### Task details
Write out the material again word for word, dropping any images it holds.

______

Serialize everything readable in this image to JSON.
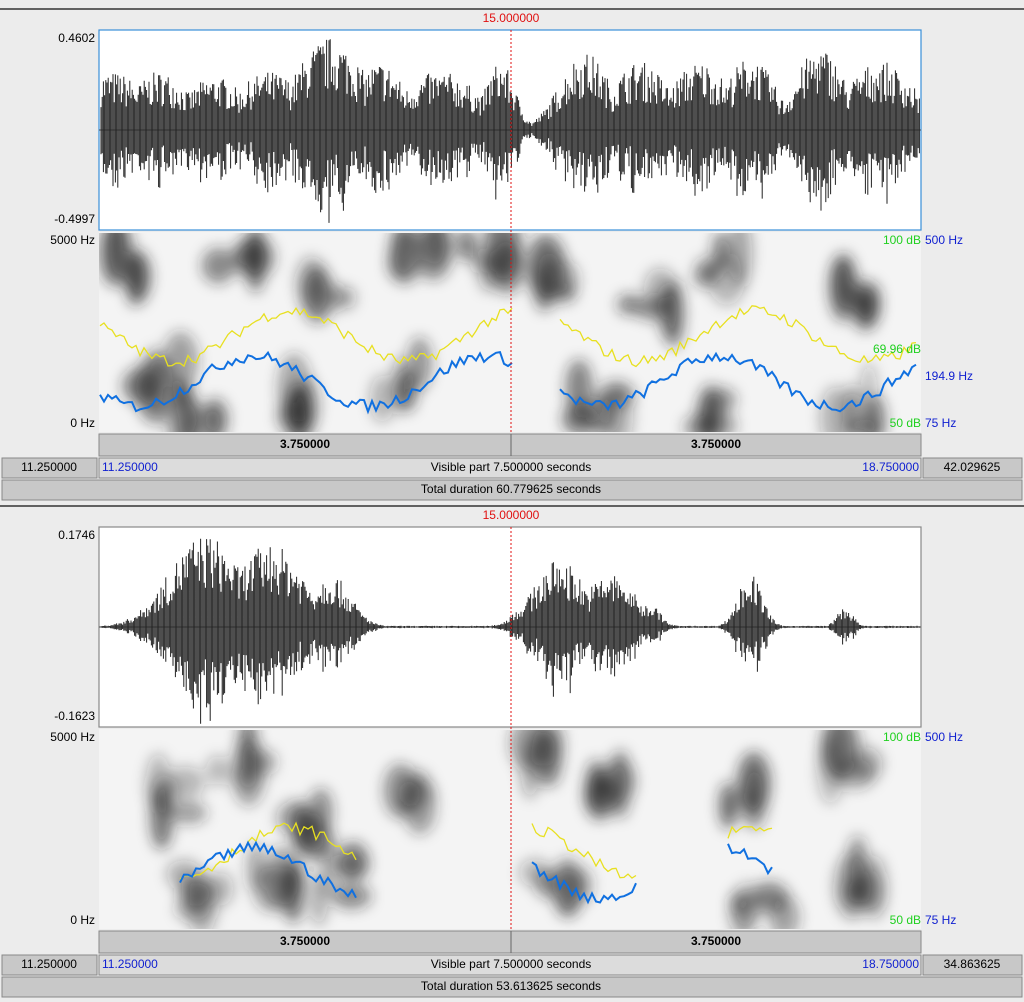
{
  "panels": [
    {
      "cursor": "15.000000",
      "wave_max": "0.4602",
      "wave_min": "-0.4997",
      "spec_top": "5000 Hz",
      "spec_bottom": "0 Hz",
      "db_top": "100 dB",
      "hz_top": "500 Hz",
      "db_mid": "69.96 dB",
      "hz_mid": "194.9 Hz",
      "db_bottom": "50 dB",
      "hz_bottom": "75 Hz",
      "segments": [
        "3.750000",
        "3.750000"
      ],
      "window_start": "11.250000",
      "visible_start": "11.250000",
      "visible_label": "Visible part 7.500000 seconds",
      "visible_end": "18.750000",
      "window_end": "42.029625",
      "total": "Total duration 60.779625 seconds"
    },
    {
      "cursor": "15.000000",
      "wave_max": "0.1746",
      "wave_min": "-0.1623",
      "spec_top": "5000 Hz",
      "spec_bottom": "0 Hz",
      "db_top": "100 dB",
      "hz_top": "500 Hz",
      "db_bottom": "50 dB",
      "hz_bottom": "75 Hz",
      "segments": [
        "3.750000",
        "3.750000"
      ],
      "window_start": "11.250000",
      "visible_start": "11.250000",
      "visible_label": "Visible part 7.500000 seconds",
      "visible_end": "18.750000",
      "window_end": "34.863625",
      "total": "Total duration 53.613625 seconds"
    }
  ]
}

______

### Result below
Serialize everything readable in this image to JSON.
{
  "panels": [
    {
      "cursor": "15.000000",
      "wave_max": "0.4602",
      "wave_min": "-0.4997",
      "spec_top": "5000 Hz",
      "spec_bottom": "0 Hz",
      "db_top": "100 dB",
      "hz_top": "500 Hz",
      "db_mid": "69.96 dB",
      "hz_mid": "194.9 Hz",
      "db_bottom": "50 dB",
      "hz_bottom": "75 Hz",
      "segments": [
        "3.750000",
        "3.750000"
      ],
      "window_start": "11.250000",
      "visible_start": "11.250000",
      "visible_label": "Visible part 7.500000 seconds",
      "visible_end": "18.750000",
      "window_end": "42.029625",
      "total": "Total duration 60.779625 seconds"
    },
    {
      "cursor": "15.000000",
      "wave_max": "0.1746",
      "wave_min": "-0.1623",
      "spec_top": "5000 Hz",
      "spec_bottom": "0 Hz",
      "db_top": "100 dB",
      "hz_top": "500 Hz",
      "db_bottom": "50 dB",
      "hz_bottom": "75 Hz",
      "segments": [
        "3.750000",
        "3.750000"
      ],
      "window_start": "11.250000",
      "visible_start": "11.250000",
      "visible_label": "Visible part 7.500000 seconds",
      "visible_end": "18.750000",
      "window_end": "34.863625",
      "total": "Total duration 53.613625 seconds"
    }
  ]
}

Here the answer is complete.